Transcribe each of the records below exactly, excluding all pictures.

(Data records)
BEGIN
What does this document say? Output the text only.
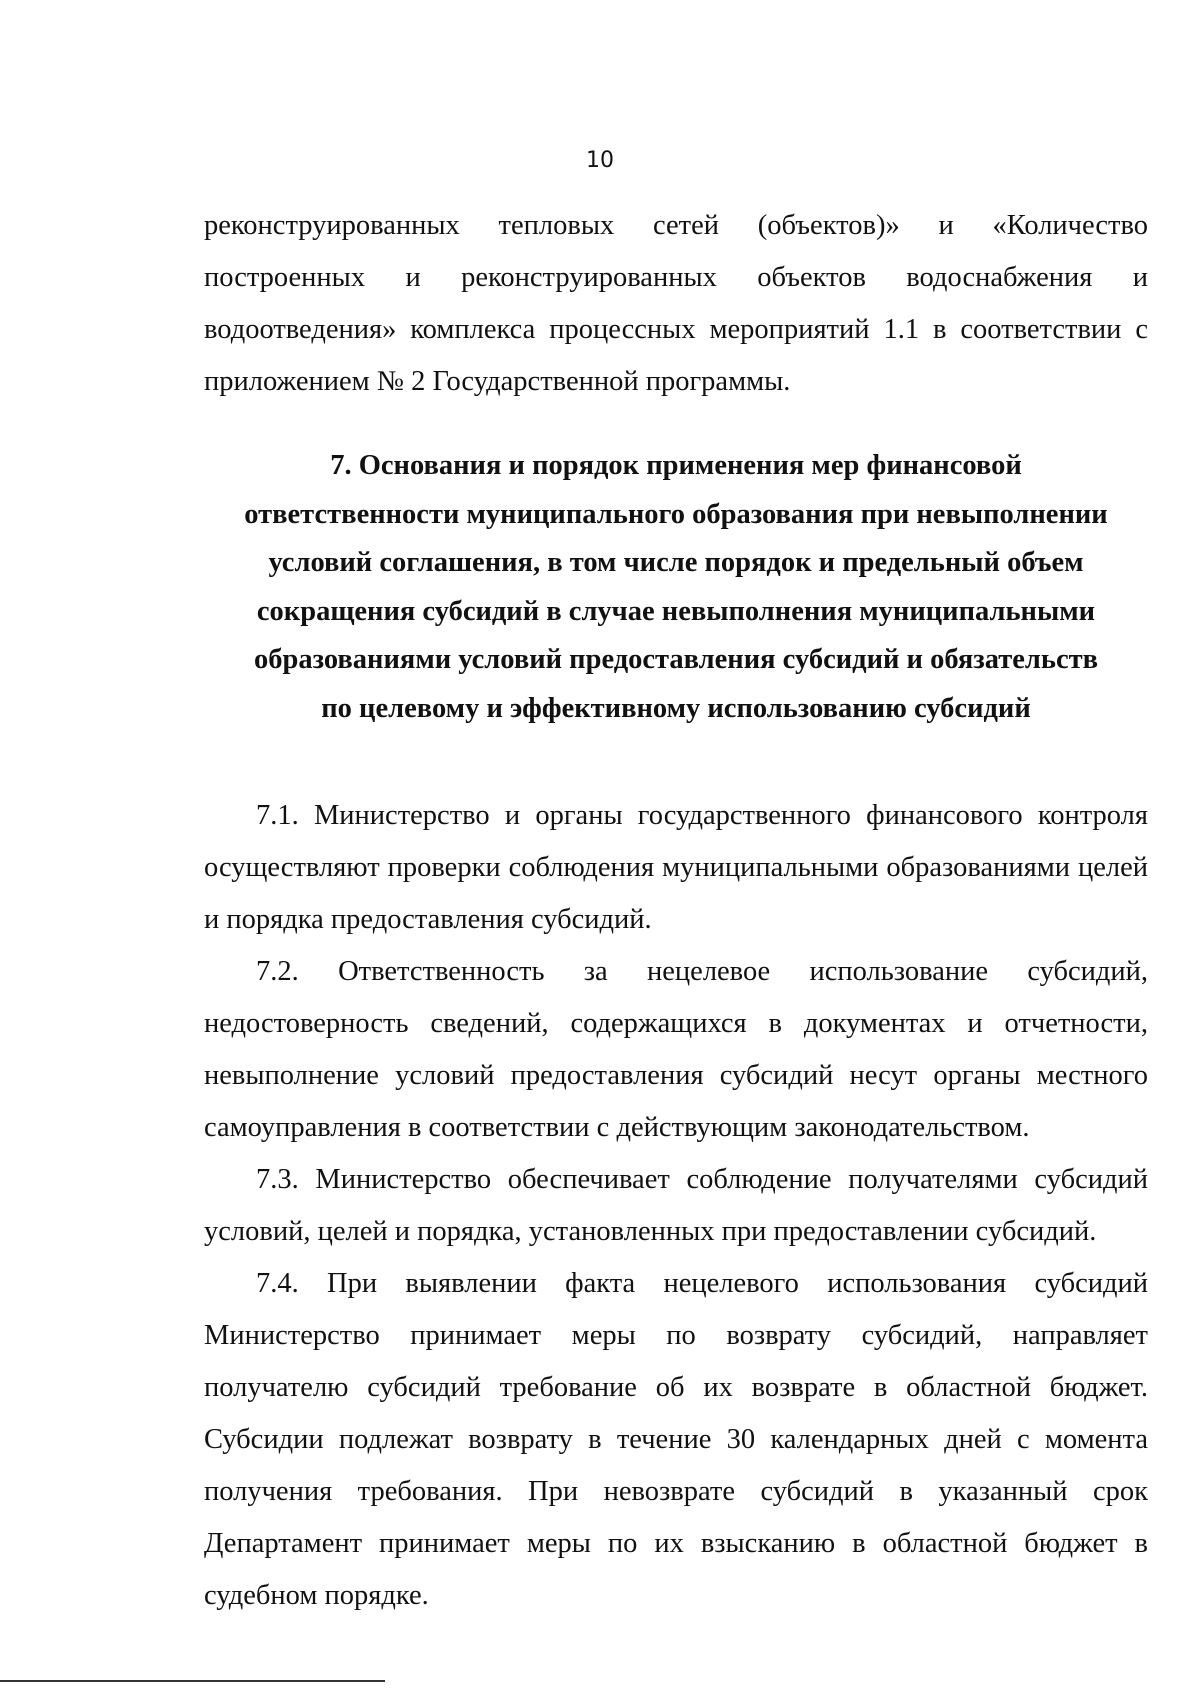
10

реконструированных тепловых сетей (объектов)» и «Количество построенных и реконструированных объектов водоснабжения и водоотведения» комплекса процессных мероприятий 1.1 в соответствии с приложением № 2 Государственной программы.

7. Основания и порядок применения мер финансовой
ответственности муниципального образования при невыполнении
условий соглашения, в том числе порядок и предельный объем
сокращения субсидий в случае невыполнения муниципальными
образованиями условий предоставления субсидий и обязательств
по целевому и эффективному использованию субсидий

7.1. Министерство и органы государственного финансового контроля осуществляют проверки соблюдения муниципальными образованиями целей и порядка предоставления субсидий.

7.2. Ответственность за нецелевое использование субсидий, недостоверность сведений, содержащихся в документах и отчетности, невыполнение условий предоставления субсидий несут органы местного самоуправления в соответствии с действующим законодательством.

7.3. Министерство обеспечивает соблюдение получателями субсидий условий, целей и порядка, установленных при предоставлении субсидий.

7.4. При выявлении факта нецелевого использования субсидий Министерство принимает меры по возврату субсидий, направляет получателю субсидий требование об их возврате в областной бюджет. Субсидии подлежат возврату в течение 30 календарных дней с момента получения требования. При невозврате субсидий в указанный срок Департамент принимает меры по их взысканию в областной бюджет в судебном порядке.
END
* Result
What does this document say? Output the text only.
10

реконструированных тепловых сетей (объектов)» и «Количество построенных и реконструированных объектов водоснабжения и водоотведения» комплекса процессных мероприятий 1.1 в соответствии с приложением № 2 Государственной программы.

7. Основания и порядок применения мер финансовой
ответственности муниципального образования при невыполнении
условий соглашения, в том числе порядок и предельный объем
сокращения субсидий в случае невыполнения муниципальными
образованиями условий предоставления субсидий и обязательств
по целевому и эффективному использованию субсидий

7.1. Министерство и органы государственного финансового контроля осуществляют проверки соблюдения муниципальными образованиями целей и порядка предоставления субсидий.

7.2. Ответственность за нецелевое использование субсидий, недостоверность сведений, содержащихся в документах и отчетности, невыполнение условий предоставления субсидий несут органы местного самоуправления в соответствии с действующим законодательством.

7.3. Министерство обеспечивает соблюдение получателями субсидий условий, целей и порядка, установленных при предоставлении субсидий.

7.4. При выявлении факта нецелевого использования субсидий Министерство принимает меры по возврату субсидий, направляет получателю субсидий требование об их возврате в областной бюджет. Субсидии подлежат возврату в течение 30 календарных дней с момента получения требования. При невозврате субсидий в указанный срок Департамент принимает меры по их взысканию в областной бюджет в судебном порядке.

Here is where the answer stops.